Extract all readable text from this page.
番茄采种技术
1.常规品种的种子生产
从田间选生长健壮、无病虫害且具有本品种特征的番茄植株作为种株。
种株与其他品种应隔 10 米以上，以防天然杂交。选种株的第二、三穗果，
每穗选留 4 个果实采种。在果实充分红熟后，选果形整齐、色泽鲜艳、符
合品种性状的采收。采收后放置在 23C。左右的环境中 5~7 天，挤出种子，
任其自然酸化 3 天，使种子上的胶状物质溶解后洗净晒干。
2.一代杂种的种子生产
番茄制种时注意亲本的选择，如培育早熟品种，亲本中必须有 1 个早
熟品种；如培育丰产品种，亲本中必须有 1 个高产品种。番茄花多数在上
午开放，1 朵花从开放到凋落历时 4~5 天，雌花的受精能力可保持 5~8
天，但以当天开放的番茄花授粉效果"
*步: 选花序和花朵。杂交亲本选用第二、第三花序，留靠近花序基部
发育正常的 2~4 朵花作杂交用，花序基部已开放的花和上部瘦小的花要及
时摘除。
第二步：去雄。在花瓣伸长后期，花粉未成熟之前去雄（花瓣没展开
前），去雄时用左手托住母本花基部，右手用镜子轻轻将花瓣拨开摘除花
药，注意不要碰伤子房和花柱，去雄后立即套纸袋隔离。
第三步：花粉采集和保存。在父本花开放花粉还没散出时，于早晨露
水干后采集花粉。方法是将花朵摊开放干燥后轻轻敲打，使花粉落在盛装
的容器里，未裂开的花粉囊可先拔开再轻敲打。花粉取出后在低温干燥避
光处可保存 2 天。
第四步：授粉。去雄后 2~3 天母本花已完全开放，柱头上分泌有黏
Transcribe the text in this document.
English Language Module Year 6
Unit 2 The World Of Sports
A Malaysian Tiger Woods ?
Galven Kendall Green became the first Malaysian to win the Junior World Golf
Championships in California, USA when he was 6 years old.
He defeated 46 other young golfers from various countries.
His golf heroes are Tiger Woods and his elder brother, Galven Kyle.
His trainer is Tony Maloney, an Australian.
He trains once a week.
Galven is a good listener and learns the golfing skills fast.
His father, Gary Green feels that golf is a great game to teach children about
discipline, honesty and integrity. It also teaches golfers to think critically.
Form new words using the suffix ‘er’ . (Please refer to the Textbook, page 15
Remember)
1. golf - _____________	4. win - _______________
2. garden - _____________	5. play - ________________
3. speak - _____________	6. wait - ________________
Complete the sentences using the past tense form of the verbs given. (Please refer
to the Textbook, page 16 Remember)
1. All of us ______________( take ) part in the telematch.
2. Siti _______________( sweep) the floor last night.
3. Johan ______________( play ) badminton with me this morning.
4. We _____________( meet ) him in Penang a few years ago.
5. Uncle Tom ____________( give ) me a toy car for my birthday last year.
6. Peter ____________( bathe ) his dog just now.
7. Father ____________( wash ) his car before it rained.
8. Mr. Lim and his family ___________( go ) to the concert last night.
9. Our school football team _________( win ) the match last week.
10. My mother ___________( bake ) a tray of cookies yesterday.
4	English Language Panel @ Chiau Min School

TO DO:
Transcribe every record above exactly as it appears.

RESULT OF THE TASK:
Extract all readable text from this page.
番茄采种技术
1.常规品种的种子生产
从田间选生长健壮、无病虫害且具有本品种特征的番茄植株作为种株。
种株与其他品种应隔 10 米以上，以防天然杂交。选种株的第二、三穗果，
每穗选留 4 个果实采种。在果实充分红熟后，选果形整齐、色泽鲜艳、符
合品种性状的采收。采收后放置在 23C。左右的环境中 5~7 天，挤出种子，
任其自然酸化 3 天，使种子上的胶状物质溶解后洗净晒干。
2.一代杂种的种子生产
番茄制种时注意亲本的选择，如培育早熟品种，亲本中必须有 1 个早
熟品种；如培育丰产品种，亲本中必须有 1 个高产品种。番茄花多数在上
午开放，1 朵花从开放到凋落历时 4~5 天，雌花的受精能力可保持 5~8
天，但以当天开放的番茄花授粉效果"
*步: 选花序和花朵。杂交亲本选用第二、第三花序，留靠近花序基部
发育正常的 2~4 朵花作杂交用，花序基部已开放的花和上部瘦小的花要及
时摘除。
第二步：去雄。在花瓣伸长后期，花粉未成熟之前去雄（花瓣没展开
前），去雄时用左手托住母本花基部，右手用镜子轻轻将花瓣拨开摘除花
药，注意不要碰伤子房和花柱，去雄后立即套纸袋隔离。
第三步：花粉采集和保存。在父本花开放花粉还没散出时，于早晨露
水干后采集花粉。方法是将花朵摊开放干燥后轻轻敲打，使花粉落在盛装
的容器里，未裂开的花粉囊可先拔开再轻敲打。花粉取出后在低温干燥避
光处可保存 2 天。
第四步：授粉。去雄后 2~3 天母本花已完全开放，柱头上分泌有黏
Transcribe the text in this document.
English Language Module Year 6
Unit 2 The World Of Sports
A Malaysian Tiger Woods ?
Galven Kendall Green became the first Malaysian to win the Junior World Golf
Championships in California, USA when he was 6 years old.
He defeated 46 other young golfers from various countries.
His golf heroes are Tiger Woods and his elder brother, Galven Kyle.
His trainer is Tony Maloney, an Australian.
He trains once a week.
Galven is a good listener and learns the golfing skills fast.
His father, Gary Green feels that golf is a great game to teach children about
discipline, honesty and integrity. It also teaches golfers to think critically.
Form new words using the suffix ‘er’ . (Please refer to the Textbook, page 15
Remember)
1. golf - _____________	4. win - _______________
2. garden - _____________	5. play - ________________
3. speak - _____________	6. wait - ________________
Complete the sentences using the past tense form of the verbs given. (Please refer
to the Textbook, page 16 Remember)
1. All of us ______________( take ) part in the telematch.
2. Siti _______________( sweep) the floor last night.
3. Johan ______________( play ) badminton with me this morning.
4. We _____________( meet ) him in Penang a few years ago.
5. Uncle Tom ____________( give ) me a toy car for my birthday last year.
6. Peter ____________( bathe ) his dog just now.
7. Father ____________( wash ) his car before it rained.
8. Mr. Lim and his family ___________( go ) to the concert last night.
9. Our school football team _________( win ) the match last week.
10. My mother ___________( bake ) a tray of cookies yesterday.
4	English Language Panel @ Chiau Min School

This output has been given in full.